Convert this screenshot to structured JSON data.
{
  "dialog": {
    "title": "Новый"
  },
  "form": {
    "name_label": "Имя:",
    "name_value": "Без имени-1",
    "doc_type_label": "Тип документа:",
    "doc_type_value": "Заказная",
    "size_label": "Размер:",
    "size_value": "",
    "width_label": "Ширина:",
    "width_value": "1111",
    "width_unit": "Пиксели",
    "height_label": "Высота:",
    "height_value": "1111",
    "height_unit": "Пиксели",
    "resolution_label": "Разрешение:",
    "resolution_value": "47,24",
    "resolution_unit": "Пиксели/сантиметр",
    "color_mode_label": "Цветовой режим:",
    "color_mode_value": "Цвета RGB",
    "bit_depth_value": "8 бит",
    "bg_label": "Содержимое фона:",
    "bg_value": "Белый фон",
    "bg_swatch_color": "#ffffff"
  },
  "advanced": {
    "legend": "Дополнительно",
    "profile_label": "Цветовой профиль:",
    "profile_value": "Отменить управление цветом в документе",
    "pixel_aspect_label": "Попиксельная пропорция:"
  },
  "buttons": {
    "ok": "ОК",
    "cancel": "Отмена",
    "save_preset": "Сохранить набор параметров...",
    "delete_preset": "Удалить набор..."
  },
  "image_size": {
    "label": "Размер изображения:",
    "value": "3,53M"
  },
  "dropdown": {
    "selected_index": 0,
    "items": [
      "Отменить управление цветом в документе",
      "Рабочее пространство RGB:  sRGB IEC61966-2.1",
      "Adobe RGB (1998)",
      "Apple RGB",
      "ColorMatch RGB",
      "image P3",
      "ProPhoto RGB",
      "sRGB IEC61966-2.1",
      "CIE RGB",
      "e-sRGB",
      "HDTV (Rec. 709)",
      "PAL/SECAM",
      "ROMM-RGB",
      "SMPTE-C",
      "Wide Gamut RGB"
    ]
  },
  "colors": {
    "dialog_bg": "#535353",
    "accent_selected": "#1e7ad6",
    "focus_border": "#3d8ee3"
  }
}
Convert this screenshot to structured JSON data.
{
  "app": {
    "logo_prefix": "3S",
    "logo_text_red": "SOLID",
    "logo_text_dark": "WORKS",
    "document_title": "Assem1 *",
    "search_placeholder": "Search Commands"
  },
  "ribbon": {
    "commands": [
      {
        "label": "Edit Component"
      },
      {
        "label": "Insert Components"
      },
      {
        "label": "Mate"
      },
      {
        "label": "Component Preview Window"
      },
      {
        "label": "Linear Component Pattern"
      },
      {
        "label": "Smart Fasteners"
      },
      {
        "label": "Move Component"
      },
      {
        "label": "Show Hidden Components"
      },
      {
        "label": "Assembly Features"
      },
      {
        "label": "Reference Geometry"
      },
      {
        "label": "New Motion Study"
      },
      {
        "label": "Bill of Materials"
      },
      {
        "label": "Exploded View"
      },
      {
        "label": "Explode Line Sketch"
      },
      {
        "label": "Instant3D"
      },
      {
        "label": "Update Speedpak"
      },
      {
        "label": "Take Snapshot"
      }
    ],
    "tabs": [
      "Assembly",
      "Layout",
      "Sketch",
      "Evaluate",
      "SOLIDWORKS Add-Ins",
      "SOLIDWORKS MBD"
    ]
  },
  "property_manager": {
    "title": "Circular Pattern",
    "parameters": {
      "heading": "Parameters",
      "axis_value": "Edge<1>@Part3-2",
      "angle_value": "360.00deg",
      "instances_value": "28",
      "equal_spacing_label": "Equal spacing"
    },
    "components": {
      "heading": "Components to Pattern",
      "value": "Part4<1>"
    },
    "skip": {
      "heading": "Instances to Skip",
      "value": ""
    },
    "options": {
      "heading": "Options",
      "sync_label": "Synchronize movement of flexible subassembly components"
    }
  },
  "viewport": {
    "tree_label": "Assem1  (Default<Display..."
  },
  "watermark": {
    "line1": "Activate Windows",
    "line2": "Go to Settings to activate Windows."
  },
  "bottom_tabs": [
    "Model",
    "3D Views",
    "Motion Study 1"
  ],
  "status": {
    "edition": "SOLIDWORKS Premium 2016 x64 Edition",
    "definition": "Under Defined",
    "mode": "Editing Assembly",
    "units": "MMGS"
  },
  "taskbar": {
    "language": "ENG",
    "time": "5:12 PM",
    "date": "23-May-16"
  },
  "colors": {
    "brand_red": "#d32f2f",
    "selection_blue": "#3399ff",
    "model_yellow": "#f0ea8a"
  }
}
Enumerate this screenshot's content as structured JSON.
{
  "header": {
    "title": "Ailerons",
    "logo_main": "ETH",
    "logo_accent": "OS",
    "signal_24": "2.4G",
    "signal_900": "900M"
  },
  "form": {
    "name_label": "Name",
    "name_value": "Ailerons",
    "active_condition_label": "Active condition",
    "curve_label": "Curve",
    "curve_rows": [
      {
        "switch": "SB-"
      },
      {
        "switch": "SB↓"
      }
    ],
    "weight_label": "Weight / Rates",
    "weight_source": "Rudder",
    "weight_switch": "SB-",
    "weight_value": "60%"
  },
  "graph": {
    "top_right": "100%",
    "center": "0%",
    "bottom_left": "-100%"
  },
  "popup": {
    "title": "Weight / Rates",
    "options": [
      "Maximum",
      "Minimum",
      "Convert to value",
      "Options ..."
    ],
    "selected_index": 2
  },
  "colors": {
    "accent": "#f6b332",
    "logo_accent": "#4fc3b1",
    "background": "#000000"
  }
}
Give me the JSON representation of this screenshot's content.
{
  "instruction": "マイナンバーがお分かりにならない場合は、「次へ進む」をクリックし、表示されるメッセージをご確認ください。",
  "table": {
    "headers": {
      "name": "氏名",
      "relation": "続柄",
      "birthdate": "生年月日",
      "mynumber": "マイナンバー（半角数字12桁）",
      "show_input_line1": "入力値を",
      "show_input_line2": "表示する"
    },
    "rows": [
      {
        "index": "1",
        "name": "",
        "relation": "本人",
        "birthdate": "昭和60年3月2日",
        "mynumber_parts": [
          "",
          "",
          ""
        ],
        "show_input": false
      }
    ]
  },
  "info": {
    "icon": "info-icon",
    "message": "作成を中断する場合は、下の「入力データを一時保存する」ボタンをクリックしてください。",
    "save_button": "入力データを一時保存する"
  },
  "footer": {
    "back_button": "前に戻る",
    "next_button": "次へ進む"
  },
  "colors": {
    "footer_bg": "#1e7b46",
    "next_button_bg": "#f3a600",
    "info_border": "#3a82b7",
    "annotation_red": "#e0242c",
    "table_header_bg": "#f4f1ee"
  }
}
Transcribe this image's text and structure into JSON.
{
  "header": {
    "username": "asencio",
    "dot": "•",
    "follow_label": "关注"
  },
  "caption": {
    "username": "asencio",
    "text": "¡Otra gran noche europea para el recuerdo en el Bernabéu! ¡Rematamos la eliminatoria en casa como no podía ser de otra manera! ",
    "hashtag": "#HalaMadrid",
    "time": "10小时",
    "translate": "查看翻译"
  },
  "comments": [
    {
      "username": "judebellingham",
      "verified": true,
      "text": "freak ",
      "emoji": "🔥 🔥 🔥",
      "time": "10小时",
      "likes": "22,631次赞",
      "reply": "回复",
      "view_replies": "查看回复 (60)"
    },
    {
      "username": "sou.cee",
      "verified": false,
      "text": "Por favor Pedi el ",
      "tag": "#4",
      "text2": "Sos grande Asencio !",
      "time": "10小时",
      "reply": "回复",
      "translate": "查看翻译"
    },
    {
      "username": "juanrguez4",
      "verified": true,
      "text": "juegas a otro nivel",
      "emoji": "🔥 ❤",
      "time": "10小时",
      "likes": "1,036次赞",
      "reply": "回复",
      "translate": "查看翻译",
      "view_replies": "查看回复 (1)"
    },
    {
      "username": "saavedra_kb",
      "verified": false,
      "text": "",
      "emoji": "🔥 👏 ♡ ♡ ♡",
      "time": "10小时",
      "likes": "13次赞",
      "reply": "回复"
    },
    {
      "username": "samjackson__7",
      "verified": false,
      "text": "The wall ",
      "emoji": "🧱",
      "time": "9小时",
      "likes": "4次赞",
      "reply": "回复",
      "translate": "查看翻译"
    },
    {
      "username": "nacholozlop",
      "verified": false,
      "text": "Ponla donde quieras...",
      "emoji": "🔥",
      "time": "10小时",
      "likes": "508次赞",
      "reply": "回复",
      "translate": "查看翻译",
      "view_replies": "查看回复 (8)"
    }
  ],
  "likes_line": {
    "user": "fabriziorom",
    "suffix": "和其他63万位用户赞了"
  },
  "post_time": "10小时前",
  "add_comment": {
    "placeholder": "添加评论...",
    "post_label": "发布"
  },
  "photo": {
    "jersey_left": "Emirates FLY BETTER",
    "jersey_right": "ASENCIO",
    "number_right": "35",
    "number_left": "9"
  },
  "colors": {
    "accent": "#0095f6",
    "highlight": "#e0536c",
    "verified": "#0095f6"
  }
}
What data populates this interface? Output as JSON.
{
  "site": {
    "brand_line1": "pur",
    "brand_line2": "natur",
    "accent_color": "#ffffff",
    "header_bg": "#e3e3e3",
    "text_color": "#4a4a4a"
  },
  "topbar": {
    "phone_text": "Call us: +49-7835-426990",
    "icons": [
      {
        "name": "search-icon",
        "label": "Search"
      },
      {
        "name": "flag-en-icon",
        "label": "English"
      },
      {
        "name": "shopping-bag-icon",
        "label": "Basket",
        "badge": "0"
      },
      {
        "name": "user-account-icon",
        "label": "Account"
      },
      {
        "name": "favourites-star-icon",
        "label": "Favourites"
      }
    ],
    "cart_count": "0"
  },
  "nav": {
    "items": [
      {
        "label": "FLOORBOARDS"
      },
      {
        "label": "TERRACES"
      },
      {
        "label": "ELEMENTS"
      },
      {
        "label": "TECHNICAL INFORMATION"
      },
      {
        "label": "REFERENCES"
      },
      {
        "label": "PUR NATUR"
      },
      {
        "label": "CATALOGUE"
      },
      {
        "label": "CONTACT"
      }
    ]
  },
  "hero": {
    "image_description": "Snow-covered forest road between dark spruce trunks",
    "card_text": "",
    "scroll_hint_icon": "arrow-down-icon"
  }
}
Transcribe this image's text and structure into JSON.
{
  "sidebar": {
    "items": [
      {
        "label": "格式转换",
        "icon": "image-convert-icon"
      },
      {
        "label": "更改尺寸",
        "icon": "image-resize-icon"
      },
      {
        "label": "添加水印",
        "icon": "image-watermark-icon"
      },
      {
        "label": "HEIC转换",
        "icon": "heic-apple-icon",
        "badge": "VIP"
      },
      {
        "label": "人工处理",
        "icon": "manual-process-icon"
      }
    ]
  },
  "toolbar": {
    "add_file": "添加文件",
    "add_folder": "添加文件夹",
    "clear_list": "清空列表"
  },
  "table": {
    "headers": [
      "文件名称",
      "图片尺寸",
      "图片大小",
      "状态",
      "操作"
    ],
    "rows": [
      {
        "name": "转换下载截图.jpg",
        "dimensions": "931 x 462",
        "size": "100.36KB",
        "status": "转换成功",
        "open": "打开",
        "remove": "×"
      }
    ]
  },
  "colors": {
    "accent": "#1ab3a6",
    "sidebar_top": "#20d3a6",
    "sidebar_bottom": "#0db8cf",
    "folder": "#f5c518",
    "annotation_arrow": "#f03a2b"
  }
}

◆ DIRECTIVE ◆
What is the number of lines in the records above that include the word "Ailerons"? Reply with that number and nothing more.

◆ WRITTEN SOLUTION ◆
2